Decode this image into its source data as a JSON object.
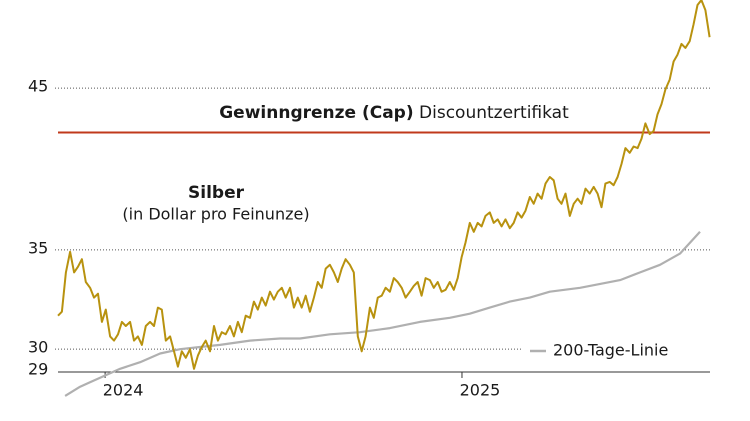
{
  "chart_data": {
    "type": "line",
    "subtitle": "(in Dollar pro Feinunze)",
    "log_scale": true,
    "grid": true,
    "legend": "bottom-right",
    "ylim": [
      29,
      51.6
    ],
    "yticks": [
      29,
      30,
      35,
      45
    ],
    "xlim": [
      2023.868,
      2025.695
    ],
    "xticks": [
      2024,
      2025
    ],
    "cap": {
      "value": 42,
      "label": "Gewinngrenze (Cap)",
      "note": "Discountzertifikat",
      "color": "#c0391b"
    },
    "series": [
      {
        "name": "Silber",
        "color": "#b8920f",
        "x": [
          2023.868,
          2023.879,
          2023.89,
          2023.902,
          2023.913,
          2023.924,
          2023.935,
          2023.946,
          2023.958,
          2023.969,
          2023.98,
          2023.991,
          2024.002,
          2024.014,
          2024.025,
          2024.036,
          2024.047,
          2024.058,
          2024.07,
          2024.081,
          2024.092,
          2024.103,
          2024.114,
          2024.126,
          2024.137,
          2024.148,
          2024.159,
          2024.17,
          2024.182,
          2024.193,
          2024.204,
          2024.215,
          2024.226,
          2024.238,
          2024.249,
          2024.26,
          2024.271,
          2024.282,
          2024.294,
          2024.305,
          2024.316,
          2024.327,
          2024.338,
          2024.35,
          2024.361,
          2024.372,
          2024.383,
          2024.394,
          2024.406,
          2024.417,
          2024.428,
          2024.439,
          2024.45,
          2024.462,
          2024.473,
          2024.484,
          2024.495,
          2024.506,
          2024.518,
          2024.529,
          2024.54,
          2024.551,
          2024.562,
          2024.574,
          2024.585,
          2024.596,
          2024.607,
          2024.618,
          2024.63,
          2024.641,
          2024.652,
          2024.663,
          2024.674,
          2024.686,
          2024.697,
          2024.708,
          2024.719,
          2024.73,
          2024.742,
          2024.753,
          2024.764,
          2024.775,
          2024.786,
          2024.798,
          2024.809,
          2024.82,
          2024.831,
          2024.842,
          2024.854,
          2024.865,
          2024.876,
          2024.887,
          2024.898,
          2024.91,
          2024.921,
          2024.932,
          2024.943,
          2024.954,
          2024.966,
          2024.977,
          2024.988,
          2024.999,
          2025.01,
          2025.022,
          2025.033,
          2025.044,
          2025.055,
          2025.066,
          2025.078,
          2025.089,
          2025.1,
          2025.111,
          2025.122,
          2025.134,
          2025.145,
          2025.156,
          2025.167,
          2025.178,
          2025.19,
          2025.201,
          2025.212,
          2025.223,
          2025.234,
          2025.246,
          2025.257,
          2025.268,
          2025.279,
          2025.29,
          2025.302,
          2025.313,
          2025.324,
          2025.335,
          2025.346,
          2025.358,
          2025.369,
          2025.38,
          2025.391,
          2025.402,
          2025.414,
          2025.425,
          2025.436,
          2025.447,
          2025.458,
          2025.47,
          2025.481,
          2025.492,
          2025.503,
          2025.514,
          2025.526,
          2025.537,
          2025.548,
          2025.559,
          2025.57,
          2025.582,
          2025.593,
          2025.604,
          2025.615,
          2025.626,
          2025.638,
          2025.649,
          2025.66,
          2025.671,
          2025.682,
          2025.694
        ],
        "values": [
          31.6,
          31.8,
          33.8,
          34.9,
          33.8,
          34.1,
          34.5,
          33.3,
          33.0,
          32.5,
          32.7,
          31.3,
          31.9,
          30.6,
          30.4,
          30.7,
          31.3,
          31.1,
          31.3,
          30.4,
          30.6,
          30.2,
          31.1,
          31.3,
          31.1,
          32.0,
          31.9,
          30.4,
          30.6,
          29.9,
          29.2,
          29.9,
          29.6,
          30.0,
          29.1,
          29.7,
          30.1,
          30.4,
          29.9,
          31.1,
          30.4,
          30.8,
          30.7,
          31.1,
          30.6,
          31.3,
          30.8,
          31.6,
          31.5,
          32.3,
          31.9,
          32.5,
          32.1,
          32.8,
          32.4,
          32.8,
          33.0,
          32.5,
          33.0,
          32.0,
          32.5,
          32.0,
          32.6,
          31.8,
          32.5,
          33.3,
          33.0,
          34.0,
          34.2,
          33.8,
          33.3,
          34.0,
          34.5,
          34.2,
          33.8,
          30.6,
          29.9,
          30.6,
          32.0,
          31.5,
          32.5,
          32.6,
          33.0,
          32.8,
          33.5,
          33.3,
          33.0,
          32.5,
          32.8,
          33.1,
          33.3,
          32.6,
          33.5,
          33.4,
          33.0,
          33.3,
          32.8,
          32.9,
          33.3,
          32.9,
          33.5,
          34.6,
          35.4,
          36.5,
          36.0,
          36.5,
          36.3,
          36.9,
          37.1,
          36.5,
          36.7,
          36.3,
          36.7,
          36.2,
          36.5,
          37.1,
          36.8,
          37.2,
          38.0,
          37.6,
          38.2,
          37.9,
          38.8,
          39.2,
          39.0,
          37.9,
          37.6,
          38.2,
          36.9,
          37.6,
          37.9,
          37.6,
          38.5,
          38.2,
          38.6,
          38.2,
          37.4,
          38.8,
          38.9,
          38.7,
          39.2,
          40.0,
          41.0,
          40.7,
          41.1,
          41.0,
          41.6,
          42.6,
          41.9,
          42.1,
          43.2,
          43.9,
          44.9,
          45.6,
          46.9,
          47.4,
          48.2,
          47.9,
          48.4,
          49.7,
          51.2,
          51.6,
          50.8,
          48.7
        ]
      },
      {
        "name": "200-Tage-Linie",
        "color": "#b0b0b0",
        "x": [
          2023.888,
          2023.93,
          2023.986,
          2024.042,
          2024.098,
          2024.154,
          2024.21,
          2024.266,
          2024.322,
          2024.406,
          2024.49,
          2024.546,
          2024.63,
          2024.714,
          2024.798,
          2024.882,
          2024.966,
          2025.022,
          2025.078,
          2025.134,
          2025.19,
          2025.246,
          2025.331,
          2025.387,
          2025.443,
          2025.499,
          2025.555,
          2025.611,
          2025.667
        ],
        "values": [
          27.9,
          28.3,
          28.7,
          29.1,
          29.4,
          29.8,
          30.0,
          30.1,
          30.2,
          30.4,
          30.5,
          30.5,
          30.7,
          30.8,
          31.0,
          31.3,
          31.5,
          31.7,
          32.0,
          32.3,
          32.5,
          32.8,
          33.0,
          33.2,
          33.4,
          33.8,
          34.2,
          34.8,
          36.0
        ]
      }
    ]
  }
}
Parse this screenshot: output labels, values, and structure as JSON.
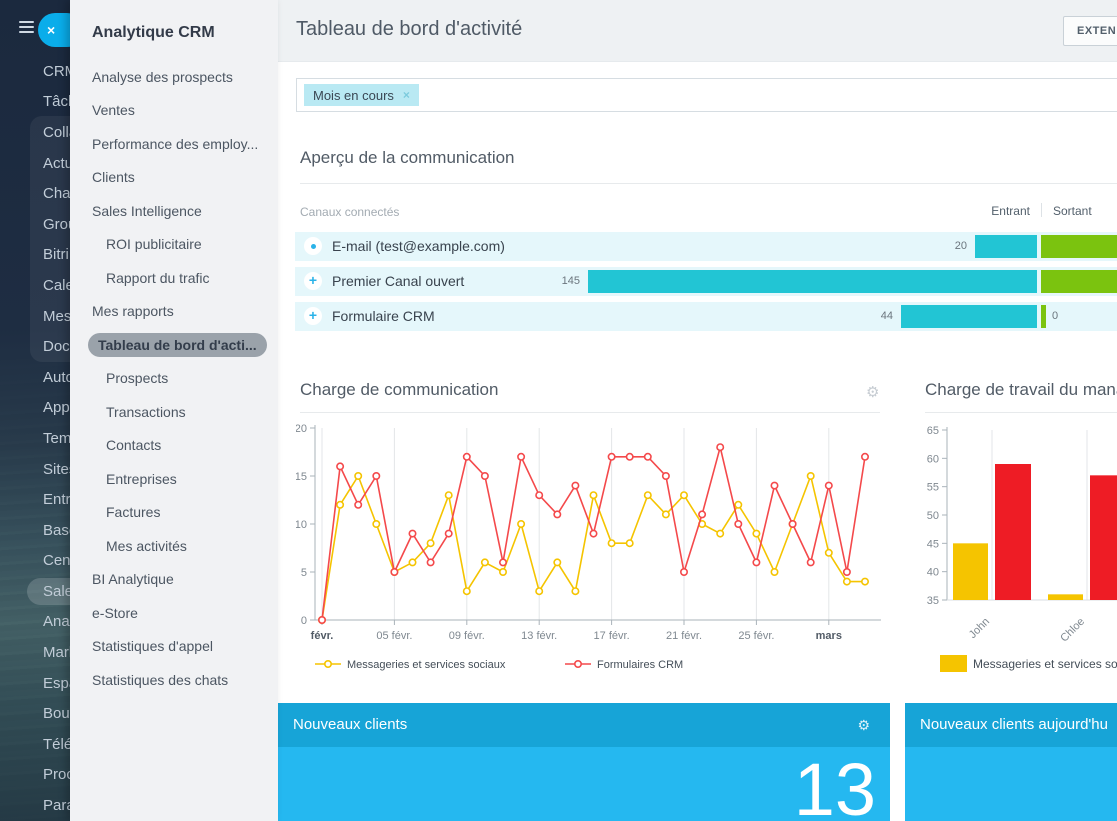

Stated goal: Report only how many lines in the listing contain the string "JSON".

Result for this exercise: 2